Work required – Retype all of the entries word for word.

Data items –
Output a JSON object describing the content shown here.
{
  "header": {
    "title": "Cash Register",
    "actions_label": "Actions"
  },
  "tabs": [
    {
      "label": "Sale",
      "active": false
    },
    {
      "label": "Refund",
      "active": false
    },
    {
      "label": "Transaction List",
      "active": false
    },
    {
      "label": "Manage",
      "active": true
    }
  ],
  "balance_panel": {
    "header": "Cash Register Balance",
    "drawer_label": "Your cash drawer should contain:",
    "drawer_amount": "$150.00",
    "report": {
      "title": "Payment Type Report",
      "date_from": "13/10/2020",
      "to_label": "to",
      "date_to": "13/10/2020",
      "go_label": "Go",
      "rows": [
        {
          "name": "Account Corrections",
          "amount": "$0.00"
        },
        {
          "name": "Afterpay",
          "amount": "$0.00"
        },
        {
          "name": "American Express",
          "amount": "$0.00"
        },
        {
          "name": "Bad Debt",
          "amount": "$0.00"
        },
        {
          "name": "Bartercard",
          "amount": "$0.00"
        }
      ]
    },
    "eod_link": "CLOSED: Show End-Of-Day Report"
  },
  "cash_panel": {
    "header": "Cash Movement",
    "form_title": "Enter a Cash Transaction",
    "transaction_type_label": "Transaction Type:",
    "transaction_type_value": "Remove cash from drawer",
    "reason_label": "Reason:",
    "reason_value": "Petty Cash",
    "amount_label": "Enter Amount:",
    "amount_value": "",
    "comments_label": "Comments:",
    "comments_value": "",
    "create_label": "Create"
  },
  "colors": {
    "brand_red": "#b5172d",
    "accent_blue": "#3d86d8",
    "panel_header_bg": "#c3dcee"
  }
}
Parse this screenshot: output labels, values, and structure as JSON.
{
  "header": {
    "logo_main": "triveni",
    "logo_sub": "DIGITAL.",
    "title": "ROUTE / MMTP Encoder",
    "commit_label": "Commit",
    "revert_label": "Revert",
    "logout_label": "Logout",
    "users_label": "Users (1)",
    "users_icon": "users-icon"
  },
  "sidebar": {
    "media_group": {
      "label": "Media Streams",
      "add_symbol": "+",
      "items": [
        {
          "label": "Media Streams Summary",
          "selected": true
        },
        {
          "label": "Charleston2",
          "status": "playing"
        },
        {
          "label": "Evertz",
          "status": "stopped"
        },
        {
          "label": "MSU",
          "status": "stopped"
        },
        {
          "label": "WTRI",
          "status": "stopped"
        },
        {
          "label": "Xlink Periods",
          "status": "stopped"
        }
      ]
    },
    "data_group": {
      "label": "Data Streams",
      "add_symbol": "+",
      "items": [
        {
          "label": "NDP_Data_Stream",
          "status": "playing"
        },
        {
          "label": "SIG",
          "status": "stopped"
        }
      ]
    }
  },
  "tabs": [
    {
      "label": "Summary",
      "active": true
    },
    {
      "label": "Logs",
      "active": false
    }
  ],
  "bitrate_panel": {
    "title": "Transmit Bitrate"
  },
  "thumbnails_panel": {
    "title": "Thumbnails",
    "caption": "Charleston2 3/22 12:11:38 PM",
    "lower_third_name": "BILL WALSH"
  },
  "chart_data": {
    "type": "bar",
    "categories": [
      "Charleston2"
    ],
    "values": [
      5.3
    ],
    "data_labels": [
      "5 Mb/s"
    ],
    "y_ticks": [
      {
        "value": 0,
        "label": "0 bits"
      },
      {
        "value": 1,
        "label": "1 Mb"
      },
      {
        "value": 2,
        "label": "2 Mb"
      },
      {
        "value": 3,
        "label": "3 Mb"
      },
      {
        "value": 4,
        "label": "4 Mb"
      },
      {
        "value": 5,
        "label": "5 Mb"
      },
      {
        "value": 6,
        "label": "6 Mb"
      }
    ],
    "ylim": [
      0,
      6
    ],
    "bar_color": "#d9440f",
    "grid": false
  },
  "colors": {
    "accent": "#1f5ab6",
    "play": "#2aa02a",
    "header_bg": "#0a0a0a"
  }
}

Complete output –
Output a JSON object describing the content shown here.
{
  "header": {
    "title": "Cash Register",
    "actions_label": "Actions"
  },
  "tabs": [
    {
      "label": "Sale",
      "active": false
    },
    {
      "label": "Refund",
      "active": false
    },
    {
      "label": "Transaction List",
      "active": false
    },
    {
      "label": "Manage",
      "active": true
    }
  ],
  "balance_panel": {
    "header": "Cash Register Balance",
    "drawer_label": "Your cash drawer should contain:",
    "drawer_amount": "$150.00",
    "report": {
      "title": "Payment Type Report",
      "date_from": "13/10/2020",
      "to_label": "to",
      "date_to": "13/10/2020",
      "go_label": "Go",
      "rows": [
        {
          "name": "Account Corrections",
          "amount": "$0.00"
        },
        {
          "name": "Afterpay",
          "amount": "$0.00"
        },
        {
          "name": "American Express",
          "amount": "$0.00"
        },
        {
          "name": "Bad Debt",
          "amount": "$0.00"
        },
        {
          "name": "Bartercard",
          "amount": "$0.00"
        }
      ]
    },
    "eod_link": "CLOSED: Show End-Of-Day Report"
  },
  "cash_panel": {
    "header": "Cash Movement",
    "form_title": "Enter a Cash Transaction",
    "transaction_type_label": "Transaction Type:",
    "transaction_type_value": "Remove cash from drawer",
    "reason_label": "Reason:",
    "reason_value": "Petty Cash",
    "amount_label": "Enter Amount:",
    "amount_value": "",
    "comments_label": "Comments:",
    "comments_value": "",
    "create_label": "Create"
  },
  "colors": {
    "brand_red": "#b5172d",
    "accent_blue": "#3d86d8",
    "panel_header_bg": "#c3dcee"
  }
}
Parse this screenshot: output labels, values, and structure as JSON.
{
  "header": {
    "logo_main": "triveni",
    "logo_sub": "DIGITAL.",
    "title": "ROUTE / MMTP Encoder",
    "commit_label": "Commit",
    "revert_label": "Revert",
    "logout_label": "Logout",
    "users_label": "Users (1)",
    "users_icon": "users-icon"
  },
  "sidebar": {
    "media_group": {
      "label": "Media Streams",
      "add_symbol": "+",
      "items": [
        {
          "label": "Media Streams Summary",
          "selected": true
        },
        {
          "label": "Charleston2",
          "status": "playing"
        },
        {
          "label": "Evertz",
          "status": "stopped"
        },
        {
          "label": "MSU",
          "status": "stopped"
        },
        {
          "label": "WTRI",
          "status": "stopped"
        },
        {
          "label": "Xlink Periods",
          "status": "stopped"
        }
      ]
    },
    "data_group": {
      "label": "Data Streams",
      "add_symbol": "+",
      "items": [
        {
          "label": "NDP_Data_Stream",
          "status": "playing"
        },
        {
          "label": "SIG",
          "status": "stopped"
        }
      ]
    }
  },
  "tabs": [
    {
      "label": "Summary",
      "active": true
    },
    {
      "label": "Logs",
      "active": false
    }
  ],
  "bitrate_panel": {
    "title": "Transmit Bitrate"
  },
  "thumbnails_panel": {
    "title": "Thumbnails",
    "caption": "Charleston2 3/22 12:11:38 PM",
    "lower_third_name": "BILL WALSH"
  },
  "chart_data": {
    "type": "bar",
    "categories": [
      "Charleston2"
    ],
    "values": [
      5.3
    ],
    "data_labels": [
      "5 Mb/s"
    ],
    "y_ticks": [
      {
        "value": 0,
        "label": "0 bits"
      },
      {
        "value": 1,
        "label": "1 Mb"
      },
      {
        "value": 2,
        "label": "2 Mb"
      },
      {
        "value": 3,
        "label": "3 Mb"
      },
      {
        "value": 4,
        "label": "4 Mb"
      },
      {
        "value": 5,
        "label": "5 Mb"
      },
      {
        "value": 6,
        "label": "6 Mb"
      }
    ],
    "ylim": [
      0,
      6
    ],
    "bar_color": "#d9440f",
    "grid": false
  },
  "colors": {
    "accent": "#1f5ab6",
    "play": "#2aa02a",
    "header_bg": "#0a0a0a"
  }
}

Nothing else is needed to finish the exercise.